Oh, as far as air brakes and CDL, I'll also confirm that Federal regs do not require a CDL for an air brake equipped vehicle under 26,001 pounds, but some states may. (like here in PA, where even if a combined vehicle and trailer is under 26,001 actual, but the G*C*WR exceeds 26,000, you require a CDL w/ air brake endorsement) This I know because I legally own and operate a 23,900 GVW, air brake equipped truck on a regular license, but if I wish to tow, I need to get my CDL. (or only tow a little trailer not exceeding 2100 GVW)

Again, sorry for being a Mr.Knowitall. I'll shut up now.

Rod


----------



## Blazin (Mar 18, 2007)

I work on air brakes all the time. They are very simple to repair, maintain, & adjust. They are far superior to juice brakes. All 1 ton trucks should have the option for them when new.


----------



## cretebaby (Aug 23, 2008)

rreidnauer;774235 said:


> I apologize for my first post being one which is correcting the regulars, (and dragging up an older thread) but while Googling for specific information, I came across the two inaccuracies in the quotes above, and felt accurate information should be given.
> 
> Both quotes are partly correct, except only when speaking of the park/emergency brake portion of the system. The rear brakes are dual air chambered, and the park brake chambers do release the brakes as air is applied. But the opposite is true for the front and rear service brakes, where air is applied to activate the brakes. Both are easily demonstrated. For park, release the park brake and you'll hear the chambers fill. Set the park brake and you'll hear it blow off the air in the chambers. For service brakes, press the pedal solidly, and you'll hear air enter the chambers. Let off the pedal quickly and you'll hear the air blow off from the chambers.
> 
> ...


Thats is the way I understand air brakes to work also

Though you only need a CDL for a combo of 26k+ if the trailer is 10k+


----------



## BigDave12768 (Nov 17, 2006)

SnoJob67;49086 said:


> From the driver's seat, how do air brakes work? I was told once they are a bit tricky to get used to, but that was not from an experienced driver.
> 
> Anyway, it is NOT a federal requirement for a vehicle with air brakes to be CDL, contrary to popular belief. States must meet federal regs, but some states obviously have their own regulations that are more strict.
> 
> .


You are wrong. You need a CDL to drive a truck with Air brakes. Most people will tell you dont till you actually read the book. With in the first couple pages is where it tells you need a CDL for it. If you drive a truck with DOT numbers on it. You need a Class C CDL to drive it. Now if your truck has a GVWR of 10,000> you need numbers and a Medical card + CDL C to drive it. So if you truck under 26k has airbrakes you need a CDL. This law can be taken many different ways. But my dertimation means nothing since I am not the COp standing outside your window. But I dont know why you are affraid of getting a CDl its easy


----------



## Mark Oomkes (Dec 10, 2000)

_Recorded information_

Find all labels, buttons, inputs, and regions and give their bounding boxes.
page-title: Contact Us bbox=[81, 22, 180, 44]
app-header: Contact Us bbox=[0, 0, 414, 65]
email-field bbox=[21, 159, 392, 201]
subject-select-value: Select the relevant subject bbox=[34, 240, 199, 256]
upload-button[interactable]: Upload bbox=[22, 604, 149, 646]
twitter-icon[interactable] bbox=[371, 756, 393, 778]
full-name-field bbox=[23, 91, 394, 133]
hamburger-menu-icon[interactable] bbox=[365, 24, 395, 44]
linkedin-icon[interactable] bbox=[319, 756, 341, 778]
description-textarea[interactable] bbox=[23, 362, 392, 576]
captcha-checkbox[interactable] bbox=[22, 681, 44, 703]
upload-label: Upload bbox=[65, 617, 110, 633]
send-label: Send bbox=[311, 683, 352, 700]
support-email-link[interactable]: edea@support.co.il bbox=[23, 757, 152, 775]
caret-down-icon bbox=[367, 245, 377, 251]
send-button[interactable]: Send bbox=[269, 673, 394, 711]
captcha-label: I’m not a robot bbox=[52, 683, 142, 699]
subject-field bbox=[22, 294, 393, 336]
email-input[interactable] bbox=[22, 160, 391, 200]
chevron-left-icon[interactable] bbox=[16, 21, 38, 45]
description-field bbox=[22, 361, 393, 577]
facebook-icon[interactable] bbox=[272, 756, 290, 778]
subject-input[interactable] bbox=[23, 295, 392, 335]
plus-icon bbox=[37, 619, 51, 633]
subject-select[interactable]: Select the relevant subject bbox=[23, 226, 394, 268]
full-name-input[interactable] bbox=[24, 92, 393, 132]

_Exercise tasks_
A. Copy the air brakes thread again, everything from "## BigDave12768 (Nov" down to "are more strict.", but switch "tricky" to "hard".
B. In the air brakes thread, what truck weight does Rod say his air brake equipped truck has?

_Answers to the problems_
A.
## BigDave12768 (Nov 17, 2006)

SnoJob67;49086 said:


> From the driver's seat, how do air brakes work? I was told once they are a bit hard to get used to, but that was not from an experienced driver.
> 
> Anyway, it is NOT a federal requirement for a vehicle with air brakes to be CDL, contrary to popular belief. States must meet federal regs, but some states obviously have their own regulations that are more strict.

B. 23,900 GVW